SOURCE TEXT |

— START —

Implementing Purdue Model Network Segmentation

When to Use

• When designing or retrofitting network architecture for an ICS/SCADA environment
• When implementing IEC 62443 zone and conduit requirements in a brownfield plant
• When creating the IT/OT DMZ (Level 3.5) to control data flow between enterprise and control networks
• When remediating audit findings about flat OT networks or direct IT-to-OT connectivity
• When segmenting a converged IT/OT network after an acquisition or merger

Do not use for micro-segmentation within a single Purdue level (see implementing-zone-conduit-model-for-ics), for cloud-native environments without traditional ICS networks, or for network segmentation in purely IT environments.

Prerequisites

• Complete OT asset inventory with Purdue level classification for each device
• Network architecture diagram showing current topology, VLANs, and firewall placements
• Industrial firewalls capable of deep packet inspection for OT protocols (Palo Alto, Fortinet, Cisco)
• Understanding of required data flows between Purdue levels (historian replication, remote access, patch distribution)
• Change management approval from plant operations for network modifications

Workflow

Step 1: Map Current Architecture to Purdue Levels

Classify all network assets and data flows according to the Purdue Model hierarchy.

#!/usr/bin/env python3
"""Purdue Model Network Segmentation Planner.

Maps existing OT/IT network assets to Purdue Model levels and generates
segmentation recommendations including firewall rules and VLAN assignments.
"""

— END —

Region boundary data
— START —

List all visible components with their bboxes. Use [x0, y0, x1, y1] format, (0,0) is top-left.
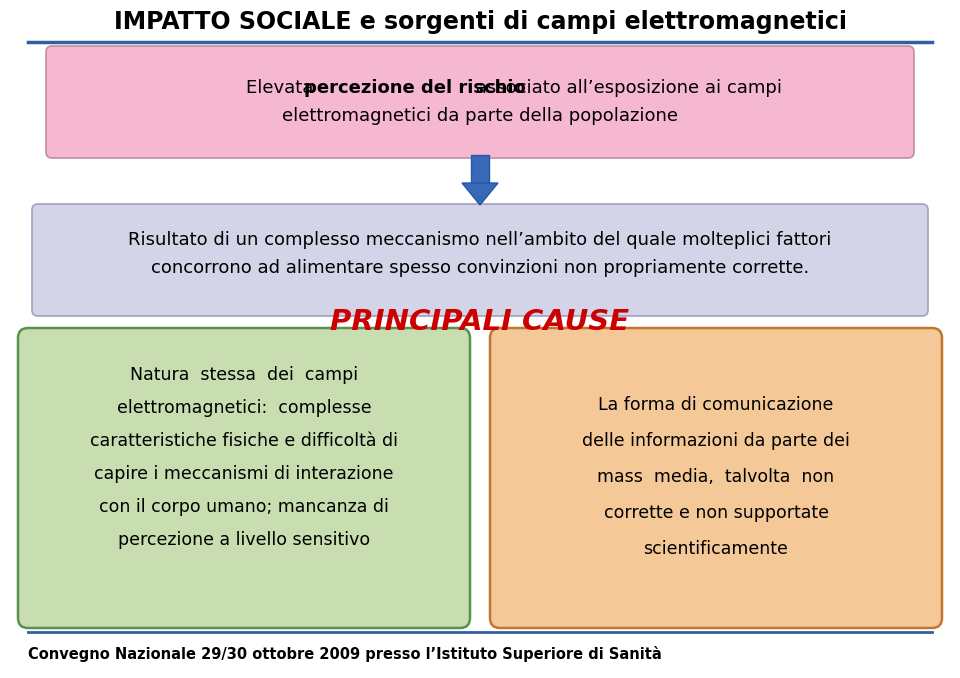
- Text: con il corpo umano; mancanza di: con il corpo umano; mancanza di: [99, 498, 389, 516]
- Polygon shape: [462, 183, 498, 205]
- Text: Risultato di un complesso meccanismo nell’ambito del quale molteplici fattori: Risultato di un complesso meccanismo nel…: [129, 231, 831, 249]
- Text: delle informazioni da parte dei: delle informazioni da parte dei: [582, 432, 850, 450]
- Text: concorrono ad alimentare spesso convinzioni non propriamente corrette.: concorrono ad alimentare spesso convinzi…: [151, 259, 809, 277]
- Text: Elevata: Elevata: [246, 79, 319, 97]
- FancyBboxPatch shape: [18, 328, 470, 628]
- Text: corrette e non supportate: corrette e non supportate: [604, 504, 828, 522]
- Text: capire i meccanismi di interazione: capire i meccanismi di interazione: [94, 465, 394, 483]
- Bar: [471, 155, 489, 183]
- Text: elettromagnetici:  complesse: elettromagnetici: complesse: [117, 399, 372, 417]
- Text: percezione del rischio: percezione del rischio: [303, 79, 525, 97]
- FancyBboxPatch shape: [46, 46, 914, 158]
- FancyBboxPatch shape: [490, 328, 942, 628]
- Text: La forma di comunicazione: La forma di comunicazione: [598, 396, 833, 414]
- Text: caratteristiche fisiche e difficoltà di: caratteristiche fisiche e difficoltà di: [90, 432, 398, 450]
- Text: Natura  stessa  dei  campi: Natura stessa dei campi: [130, 366, 358, 384]
- Text: scientificamente: scientificamente: [643, 540, 788, 558]
- Text: associato all’esposizione ai campi: associato all’esposizione ai campi: [470, 79, 782, 97]
- Text: percezione a livello sensitivo: percezione a livello sensitivo: [118, 531, 370, 549]
- Text: PRINCIPALI CAUSE: PRINCIPALI CAUSE: [330, 308, 630, 336]
- Text: mass  media,  talvolta  non: mass media, talvolta non: [597, 468, 834, 486]
- Text: IMPATTO SOCIALE e sorgenti di campi elettromagnetici: IMPATTO SOCIALE e sorgenti di campi elet…: [113, 10, 847, 34]
- FancyBboxPatch shape: [32, 204, 928, 316]
- Text: elettromagnetici da parte della popolazione: elettromagnetici da parte della popolazi…: [282, 107, 678, 125]
- Text: Convegno Nazionale 29/30 ottobre 2009 presso l’Istituto Superiore di Sanità: Convegno Nazionale 29/30 ottobre 2009 pr…: [28, 646, 661, 662]
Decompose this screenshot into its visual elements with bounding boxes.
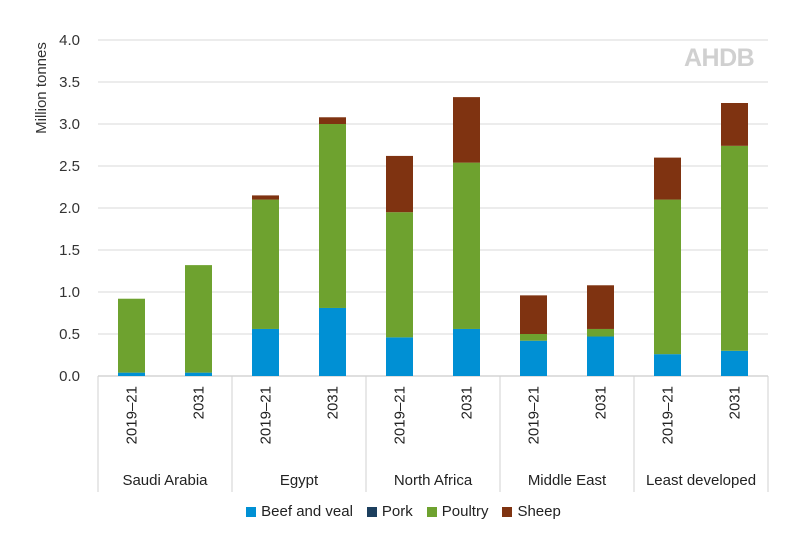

— END —

TASK LIST |
**1)** Answer these questions from the Purdue segmentation text:
(a) Which Purdue level does the text assign to the IT/OT DMZ?
(b) Which vendors are named as examples of industrial firewalls?
(c) What is the title of Step 1 in the workflow?
**2)** In the region boundary records, switch "Text" to "Label" on the lines from the one holding "- Text: con il" through the one holding "- Text: corrette", inclusive. Leave everything else unchanged.

WORKED ANSWERS |
**1)**
(a) Level 3.5
(b) Palo Alto, Fortinet and Cisco
(c) Map Current Architecture to Purdue Levels

**2)**
- Label: con il corpo umano; mancanza di: con il corpo umano; mancanza di: [99, 498, 389, 516]
- Polygon shape: [462, 183, 498, 205]
- Label: Risultato di un complesso meccanismo nell’ambito del quale molteplici fattori: Risultato di un complesso meccanismo nel…: [129, 231, 831, 249]
- Label: delle informazioni da parte dei: delle informazioni da parte dei: [582, 432, 850, 450]
- Label: concorrono ad alimentare spesso convinzioni non propriamente corrette.: concorrono ad alimentare spesso convinzi…: [151, 259, 809, 277]
- Label: Elevata: Elevata: [246, 79, 319, 97]
- FancyBboxPatch shape: [18, 328, 470, 628]
- Label: corrette e non supportate: corrette e non supportate: [604, 504, 828, 522]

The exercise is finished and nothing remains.